***** SELECTION *****

On 27th May, 1947 the Constituent Assembly came for discussion on clause (2) of Article 119 of the Draft Constitution. Shri H.V. Kamath who was the member of assembly raised the question to know “whether the Supreme Court will have an option to give or not its advice to the President when he refers a matter to Court”.[9]Clarifying the position, Dr. B.R. Ambedkar stated that the Supreme Court would not be bound to give advice when the matter was referred to it by the President. After that many questions arose as to why clause (2) of Article 119 is stating this, but the discussion on Article 119 could not be completed on 27th May, 1949 and was postponed to a future date.

On 14th October, 1949, Shri, T.T. Krishnamachari stated that “the deleted clause (2) of Article 119 will be restored”. A few minor variations were made in this clause and it was decided and accepted by both houses that Article 119 of the Draft Constitution has become Article 143 in the Constitution of India. This is how Advisory jurisdiction came into light. Even it has been stated that only the President of India is authorized to refer any questions of law or fact to the Supreme Court for its opinion.[10]

Nature and Scope of Article 143

Article 143 authorizes the President to refer to the Supreme Court a question of law or fact which in his opinion is of such a nature that it is expedient to obtain its opinion upon it. The words of Article 143 are quite wide and there is no condition, it is only in respect of matters falling within the powers, functions, and duties of the President in those situations where the question of law arises and the advisory opinion of the Supreme Court is needed. But the conditions which are necessary before the matter is going to be referred to the Supreme Court are First the President should be satisfied that a question of law or of facts” has arisen. Secondly, he should also be convinced that the question is of public importance to take the advice of the Supreme Court on it.

***** MATERIAL SUPPLIED *****

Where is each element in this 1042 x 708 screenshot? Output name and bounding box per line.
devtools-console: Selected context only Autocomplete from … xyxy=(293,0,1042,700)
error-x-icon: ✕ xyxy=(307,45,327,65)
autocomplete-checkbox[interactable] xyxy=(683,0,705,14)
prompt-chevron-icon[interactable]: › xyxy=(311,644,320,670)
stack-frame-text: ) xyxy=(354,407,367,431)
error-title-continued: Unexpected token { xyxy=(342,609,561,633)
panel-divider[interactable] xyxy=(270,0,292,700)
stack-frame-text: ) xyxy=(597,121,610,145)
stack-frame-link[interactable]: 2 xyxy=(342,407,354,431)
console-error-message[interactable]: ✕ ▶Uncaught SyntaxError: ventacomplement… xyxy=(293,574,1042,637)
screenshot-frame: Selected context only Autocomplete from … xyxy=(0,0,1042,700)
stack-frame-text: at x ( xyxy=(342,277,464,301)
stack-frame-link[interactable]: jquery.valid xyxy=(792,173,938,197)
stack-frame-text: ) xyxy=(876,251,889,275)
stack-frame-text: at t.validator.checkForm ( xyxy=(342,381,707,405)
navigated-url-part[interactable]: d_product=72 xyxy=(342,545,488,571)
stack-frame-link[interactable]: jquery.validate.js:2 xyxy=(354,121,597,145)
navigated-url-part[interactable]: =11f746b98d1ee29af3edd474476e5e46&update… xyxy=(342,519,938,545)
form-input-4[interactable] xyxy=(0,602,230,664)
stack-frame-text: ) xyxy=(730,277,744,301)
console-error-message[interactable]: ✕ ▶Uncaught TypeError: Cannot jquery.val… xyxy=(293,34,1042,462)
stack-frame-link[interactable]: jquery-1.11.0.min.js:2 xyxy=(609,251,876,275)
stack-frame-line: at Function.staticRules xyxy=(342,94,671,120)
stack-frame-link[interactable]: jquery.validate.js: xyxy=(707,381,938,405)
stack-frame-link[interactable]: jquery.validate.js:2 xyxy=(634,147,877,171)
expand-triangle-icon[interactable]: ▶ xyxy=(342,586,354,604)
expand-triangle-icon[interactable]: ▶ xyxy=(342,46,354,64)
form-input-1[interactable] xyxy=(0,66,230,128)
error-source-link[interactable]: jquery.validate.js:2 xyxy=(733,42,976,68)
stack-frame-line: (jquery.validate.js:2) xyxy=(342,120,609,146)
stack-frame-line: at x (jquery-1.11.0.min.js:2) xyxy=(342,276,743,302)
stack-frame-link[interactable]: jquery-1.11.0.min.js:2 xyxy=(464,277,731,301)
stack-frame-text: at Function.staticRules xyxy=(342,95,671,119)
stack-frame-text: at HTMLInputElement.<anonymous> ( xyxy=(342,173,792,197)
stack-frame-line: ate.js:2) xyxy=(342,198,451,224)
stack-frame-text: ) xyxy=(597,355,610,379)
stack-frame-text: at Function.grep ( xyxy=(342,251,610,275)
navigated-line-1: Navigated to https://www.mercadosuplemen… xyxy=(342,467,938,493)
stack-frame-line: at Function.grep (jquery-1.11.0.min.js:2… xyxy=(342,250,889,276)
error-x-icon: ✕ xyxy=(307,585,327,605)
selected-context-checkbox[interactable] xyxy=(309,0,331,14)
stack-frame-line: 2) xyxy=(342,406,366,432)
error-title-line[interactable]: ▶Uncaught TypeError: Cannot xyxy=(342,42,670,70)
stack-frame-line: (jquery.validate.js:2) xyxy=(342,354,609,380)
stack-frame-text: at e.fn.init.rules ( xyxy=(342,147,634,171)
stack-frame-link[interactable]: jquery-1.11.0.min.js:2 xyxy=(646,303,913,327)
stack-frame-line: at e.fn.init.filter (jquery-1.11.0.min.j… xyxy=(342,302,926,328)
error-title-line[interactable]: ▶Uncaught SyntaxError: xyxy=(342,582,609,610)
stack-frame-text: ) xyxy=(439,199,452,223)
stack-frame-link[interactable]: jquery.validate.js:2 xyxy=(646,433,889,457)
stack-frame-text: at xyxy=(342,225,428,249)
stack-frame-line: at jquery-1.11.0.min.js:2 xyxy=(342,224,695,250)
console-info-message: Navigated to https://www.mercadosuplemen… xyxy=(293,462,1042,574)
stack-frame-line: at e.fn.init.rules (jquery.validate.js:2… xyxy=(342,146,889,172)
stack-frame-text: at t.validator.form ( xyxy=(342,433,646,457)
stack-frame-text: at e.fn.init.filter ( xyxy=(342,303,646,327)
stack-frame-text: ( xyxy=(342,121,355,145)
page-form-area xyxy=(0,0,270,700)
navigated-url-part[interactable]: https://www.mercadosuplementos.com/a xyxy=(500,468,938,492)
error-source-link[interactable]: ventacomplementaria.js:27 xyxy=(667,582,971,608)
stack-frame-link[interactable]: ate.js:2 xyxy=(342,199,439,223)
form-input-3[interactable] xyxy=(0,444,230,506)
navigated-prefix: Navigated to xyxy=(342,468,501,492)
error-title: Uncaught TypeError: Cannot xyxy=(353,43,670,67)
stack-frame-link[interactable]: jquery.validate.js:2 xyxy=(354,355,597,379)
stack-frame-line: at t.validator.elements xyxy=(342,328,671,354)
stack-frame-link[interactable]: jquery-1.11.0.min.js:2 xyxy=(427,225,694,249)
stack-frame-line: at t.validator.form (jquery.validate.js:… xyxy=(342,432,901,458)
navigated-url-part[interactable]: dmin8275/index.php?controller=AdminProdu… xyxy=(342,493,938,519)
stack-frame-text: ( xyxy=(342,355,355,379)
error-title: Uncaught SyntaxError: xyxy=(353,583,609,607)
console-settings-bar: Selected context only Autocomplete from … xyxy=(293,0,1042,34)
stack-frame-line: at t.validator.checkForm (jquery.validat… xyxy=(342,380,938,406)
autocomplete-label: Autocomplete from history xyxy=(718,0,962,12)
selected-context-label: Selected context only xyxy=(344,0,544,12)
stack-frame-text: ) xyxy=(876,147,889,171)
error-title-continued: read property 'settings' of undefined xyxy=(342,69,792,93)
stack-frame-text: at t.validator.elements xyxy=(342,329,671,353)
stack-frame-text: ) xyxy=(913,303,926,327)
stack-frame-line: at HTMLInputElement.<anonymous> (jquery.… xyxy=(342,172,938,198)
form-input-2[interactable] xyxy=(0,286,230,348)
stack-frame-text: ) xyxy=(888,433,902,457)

*****

_TASK REQUIREMENTS_
1. In the Article 143 text:
(a) Which member of the assembly asked whether the Supreme Court would have an option to give or withhold its advice to the President?
(b) Which article of the Draft Constitution became Article 143 in the Constitution of India?
(c) Under "Nature and Scope of Article 143," what is the second thing the President should be convinced of before referring a matter?
2. Which individuals does the Article 143 text mention by name?
Answer using only the Article 143 text, not the records.

_THE REPLIES_
1.
(a) Shri H.V. Kamath
(b) Article 119
(c) That the question is of public importance to take the advice of the Supreme Court on it.

2.
Shri H.V. Kamath
Dr. B.R. Ambedkar
Shri T.T. Krishnamachari